> **Given problem**: Gather the lines that hold the string "阳光议事会".

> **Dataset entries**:
▶

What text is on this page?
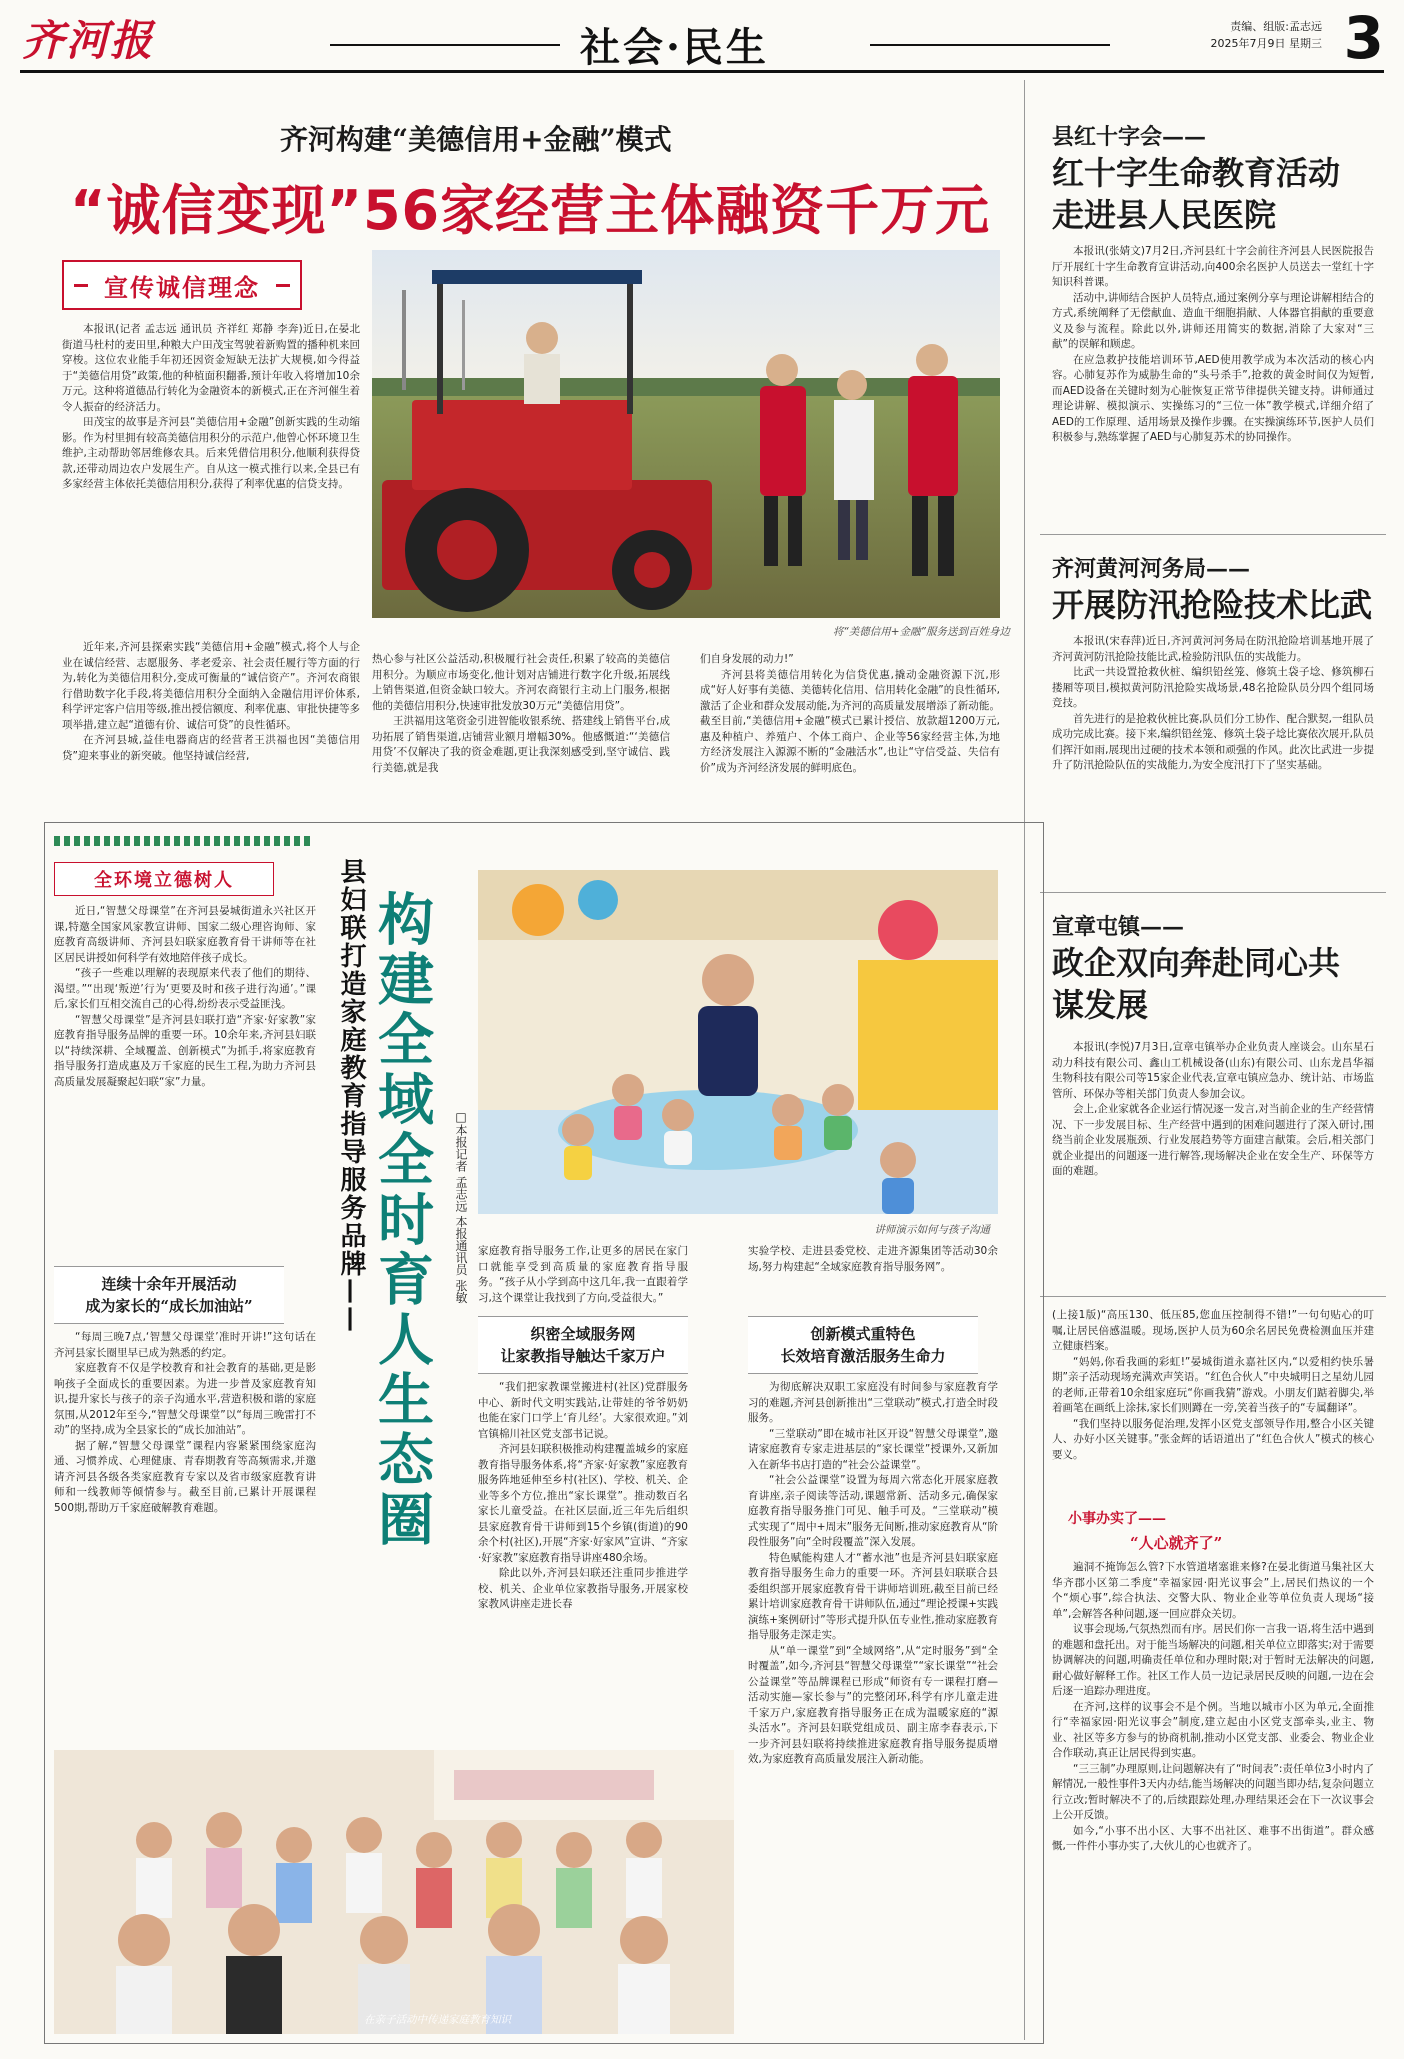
齐河报	社会·民生	责编、组版:孟志远
2025年7月9日 星期三 3
齐河构建“美德信用+金融”模式
“诚信变现”56家经营主体融资千万元
宣传诚信理念
将“美德信用+金融”服务送到百姓身边

本报讯(记者 孟志远 通讯员 齐祥红 郑静 李奔)近日,在晏北街道马杜村的麦田里,种粮大户田茂宝驾驶着新购置的播种机来回穿梭。这位农业能手年初还因资金短缺无法扩大规模,如今得益于“美德信用贷”政策,他的种植面积翻番,预计年收入将增加10余万元。这种将道德品行转化为金融资本的新模式,正在齐河催生着令人振奋的经济活力。

田茂宝的故事是齐河县“美德信用+金融”创新实践的生动缩影。作为村里拥有较高美德信用积分的示范户,他曾心怀环境卫生维护,主动帮助邻居维修农具。后来凭借信用积分,他顺利获得贷款,还带动周边农户发展生产。自从这一模式推行以来,全县已有多家经营主体依托美德信用积分,获得了利率优惠的信贷支持。

近年来,齐河县探索实践“美德信用+金融”模式,将个人与企业在诚信经营、志愿服务、孝老爱亲、社会责任履行等方面的行为,转化为美德信用积分,变成可衡量的“诚信资产”。齐河农商银行借助数字化手段,将美德信用积分全面纳入金融信用评价体系,科学评定客户信用等级,推出授信额度、利率优惠、审批快捷等多项举措,建立起“道德有价、诚信可贷”的良性循环。

在齐河县城,益佳电器商店的经营者王洪福也因“美德信用贷”迎来事业的新突破。他坚持诚信经营,

热心参与社区公益活动,积极履行社会责任,积累了较高的美德信用积分。为顺应市场变化,他计划对店铺进行数字化升级,拓展线上销售渠道,但资金缺口较大。齐河农商银行主动上门服务,根据他的美德信用积分,快速审批发放30万元“美德信用贷”。

王洪福用这笔资金引进智能收银系统、搭建线上销售平台,成功拓展了销售渠道,店铺营业额月增幅30%。他感慨道:“‘美德信用贷’不仅解决了我的资金难题,更让我深刻感受到,坚守诚信、践行美德,就是我

们自身发展的动力!”

齐河县将美德信用转化为信贷优惠,撬动金融资源下沉,形成“好人好事有美德、美德转化信用、信用转化金融”的良性循环,激活了企业和群众发展动能,为齐河的高质量发展增添了新动能。截至目前,“美德信用+金融”模式已累计授信、放款超1200万元,惠及种植户、养殖户、个体工商户、企业等56家经营主体,为地方经济发展注入源源不断的“金融活水”,也让“守信受益、失信有价”成为齐河经济发展的鲜明底色。

县红十字会——
红十字生命教育活动走进县人民医院

本报讯(张婧文)7月2日,齐河县红十字会前往齐河县人民医院报告厅开展红十字生命教育宣讲活动,向400余名医护人员送去一堂红十字知识科普课。

活动中,讲师结合医护人员特点,通过案例分享与理论讲解相结合的方式,系统阐释了无偿献血、造血干细胞捐献、人体器官捐献的重要意义及参与流程。除此以外,讲师还用简实的数据,消除了大家对“三献”的误解和顾虑。

在应急救护技能培训环节,AED使用教学成为本次活动的核心内容。心肺复苏作为威胁生命的“头号杀手”,抢救的黄金时间仅为短暂,而AED设备在关键时刻为心脏恢复正常节律提供关键支持。讲师通过理论讲解、模拟演示、实操练习的“三位一体”教学模式,详细介绍了AED的工作原理、适用场景及操作步骤。在实操演练环节,医护人员们积极参与,熟练掌握了AED与心肺复苏术的协同操作。

齐河黄河河务局——
开展防汛抢险技术比武

本报讯(宋春萍)近日,齐河黄河河务局在防汛抢险培训基地开展了齐河黄河防汛抢险技能比武,检验防汛队伍的实战能力。

比武一共设置抢救伙桩、编织铅丝笼、修筑土袋子埝、修筑柳石搂厢等项目,模拟黄河防汛抢险实战场景,48名抢险队员分四个组同场竞技。

首先进行的是抢救伙桩比赛,队员们分工协作、配合默契,一组队员成功完成比赛。接下来,编织铅丝笼、修筑土袋子埝比赛依次展开,队员们挥汗如雨,展现出过硬的技术本领和顽强的作风。此次比武进一步提升了防汛抢险队伍的实战能力,为安全度汛打下了坚实基础。

宣章屯镇——
政企双向奔赴同心共谋发展

本报讯(李悦)7月3日,宣章屯镇举办企业负责人座谈会。山东星石动力科技有限公司、鑫山工机械设备(山东)有限公司、山东龙昌华福生物科技有限公司等15家企业代表,宣章屯镇应急办、统计站、市场监管所、环保办等相关部门负责人参加会议。

会上,企业家就各企业运行情况逐一发言,对当前企业的生产经营情况、下一步发展目标、生产经营中遇到的困难问题进行了深入研讨,围绕当前企业发展瓶颈、行业发展趋势等方面建言献策。会后,相关部门就企业提出的问题逐一进行解答,现场解决企业在安全生产、环保等方面的难题。

(上接1版)“高压130、低压85,您血压控制得不错!”一句句贴心的叮嘱,让居民倍感温暖。现场,医护人员为60余名居民免费检测血压并建立健康档案。

“妈妈,你看我画的彩虹!”晏城街道永嘉社区内,“以爱相约快乐暑期”亲子活动现场充满欢声笑语。“红色合伙人”中央城明日之星幼儿园的老师,正带着10余组家庭玩“你画我猜”游戏。小朋友们踮着脚尖,举着画笔在画纸上涂抹,家长们则蹲在一旁,笑着当孩子的“专属翻译”。

“我们坚持以服务促治理,发挥小区党支部领导作用,整合小区关键人、办好小区关键事。”张金辉的话语道出了“红色合伙人”模式的核心要义。

小事办实了——
“人心就齐了”

遍洞不掩饰怎么管?下水管道堵塞谁来修?在晏北街道马集社区大华齐郡小区第二季度“幸福家园·阳光议事会”上,居民们热议的一个个“烦心事”,综合执法、交警大队、物业企业等单位负责人现场“接单”,会解答各种问题,逐一回应群众关切。

议事会现场,气氛热烈而有序。居民们你一言我一语,将生活中遇到的难题和盘托出。对于能当场解决的问题,相关单位立即落实;对于需要协调解决的问题,明确责任单位和办理时限;对于暂时无法解决的问题,耐心做好解释工作。社区工作人员一边记录居民反映的问题,一边在会后逐一追踪办理进度。

在齐河,这样的议事会不是个例。当地以城市小区为单元,全面推行“幸福家园·阳光议事会”制度,建立起由小区党支部牵头,业主、物业、社区等多方参与的协商机制,推动小区党支部、业委会、物业企业合作联动,真正让居民得到实惠。

“三三制”办理原则,让问题解决有了“时间表”:责任单位3小时内了解情况,一般性事件3天内办结,能当场解决的问题当即办结,复杂问题立行立改;暂时解决不了的,后续跟踪处理,办理结果还会在下一次议事会上公开反馈。

如今,“小事不出小区、大事不出社区、难事不出街道”。群众感慨,一件件小事办实了,大伙儿的心也就齐了。

全环境立德树人	县妇联打造家庭教育指导服务品牌—— 构建全域全时育人生态圈	□本报记者 孟志远 本报通讯员 张敏	讲师演示如何与孩子沟通

近日,“智慧父母课堂”在齐河县晏城街道永兴社区开课,特邀全国家风家教宣讲师、国家二级心理咨询师、家庭教育高级讲师、齐河县妇联家庭教育骨干讲师等在社区居民讲授如何科学有效地陪伴孩子成长。

“孩子一些难以理解的表现原来代表了他们的期待、渴望。”“出现‘叛逆’行为‘更要及时和孩子进行沟通’。”课后,家长们互相交流自己的心得,纷纷表示受益匪浅。

“智慧父母课堂”是齐河县妇联打造“齐家·好家教”家庭教育指导服务品牌的重要一环。10余年来,齐河县妇联以“持续深耕、全域覆盖、创新模式”为抓手,将家庭教育指导服务打造成惠及万千家庭的民生工程,为助力齐河县高质量发展凝聚起妇联“家”力量。

连续十余年开展活动
成为家长的“成长加油站”

“每周三晚7点,‘智慧父母课堂’准时开讲!”这句话在齐河县家长圈里早已成为熟悉的约定。

家庭教育不仅是学校教育和社会教育的基础,更是影响孩子全面成长的重要因素。为进一步普及家庭教育知识,提升家长与孩子的亲子沟通水平,营造积极和谐的家庭氛围,从2012年至今,“智慧父母课堂”以“每周三晚雷打不动”的坚持,成为全县家长的“成长加油站”。

据了解,“智慧父母课堂”课程内容紧紧围绕家庭沟通、习惯养成、心理健康、青春期教育等高频需求,并邀请齐河县各级各类家庭教育专家以及省市级家庭教育讲师和一线教师等倾情参与。截至目前,已累计开展课程500期,帮助万千家庭破解教育难题。

家庭教育指导服务工作,让更多的居民在家门口就能享受到高质量的家庭教育指导服务。“孩子从小学到高中这几年,我一直跟着学习,这个课堂让我找到了方向,受益很大。”

织密全域服务网
让家教指导触达千家万户

“我们把家教课堂搬进村(社区)党群服务中心、新时代文明实践站,让带娃的爷爷奶奶也能在家门口学上‘育儿经’。大家很欢迎。”刘官镇棉川社区党支部书记说。

齐河县妇联积极推动构建覆盖城乡的家庭教育指导服务体系,将“齐家·好家教”家庭教育服务阵地延伸至乡村(社区)、学校、机关、企业等多个方位,推出“家长课堂”。推动数百名家长儿童受益。在社区层面,近三年先后组织县家庭教育骨干讲师到15个乡镇(街道)的90余个村(社区),开展“齐家·好家风”宣讲、“齐家·好家教”家庭教育指导讲座480余场。

除此以外,齐河县妇联还注重同步推进学校、机关、企业单位家教指导服务,开展家校家教风讲座走进长春

实验学校、走进县委党校、走进齐源集团等活动30余场,努力构建起“全域家庭教育指导服务网”。

创新模式重特色
长效培育激活服务生命力

为彻底解决双职工家庭没有时间参与家庭教育学习的难题,齐河县创新推出“三堂联动”模式,打造全时段服务。

“三堂联动”即在城市社区开设“智慧父母课堂”,邀请家庭教育专家走进基层的“家长课堂”授课外,又新加入在新华书店打造的“社会公益课堂”。

“社会公益课堂”设置为每周六常态化开展家庭教育讲座,亲子阅读等活动,课题常新、活动多元,确保家庭教育指导服务推门可见、触手可及。“三堂联动”模式实现了“周中+周末”服务无间断,推动家庭教育从“阶段性服务”向“全时段覆盖”深入发展。

特色赋能构建人才“蓄水池”也是齐河县妇联家庭教育指导服务生命力的重要一环。齐河县妇联联合县委组织部开展家庭教育骨干讲师培训班,截至目前已经累计培训家庭教育骨干讲师队伍,通过“理论授课+实践演练+案例研讨”等形式提升队伍专业性,推动家庭教育指导服务走深走实。

从“单一课堂”到“全域网络”,从“定时服务”到“全时覆盖”,如今,齐河县“智慧父母课堂”“家长课堂”“社会公益课堂”等品牌课程已形成“师资有专一课程打磨—活动实施—家长参与”的完整闭环,科学有序儿童走进千家万户,家庭教育指导服务正在成为温暖家庭的“源头活水”。齐河县妇联党组成员、副主席李春表示,下一步齐河县妇联将持续推进家庭教育指导服务提质增效,为家庭教育高质量发展注入新动能。

在亲子活动中传递家庭教育知识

◀

> **Expected answer**:
遍洞不掩饰怎么管?下水管道堵塞谁来修?在晏北街道马集社区大华齐郡小区第二季度“幸福家园·阳光议事会”上,居民们热议的一个个“烦心事”,综合执法、交警大队、物业企业等单位负责人现场“接单”,会解答各种问题,逐一回应群众关切。
在齐河,这样的议事会不是个例。当地以城市小区为单元,全面推行“幸福家园·阳光议事会”制度,建立起由小区党支部牵头,业主、物业、社区等多方参与的协商机制,推动小区党支部、业委会、物业企业合作联动,真正让居民得到实惠。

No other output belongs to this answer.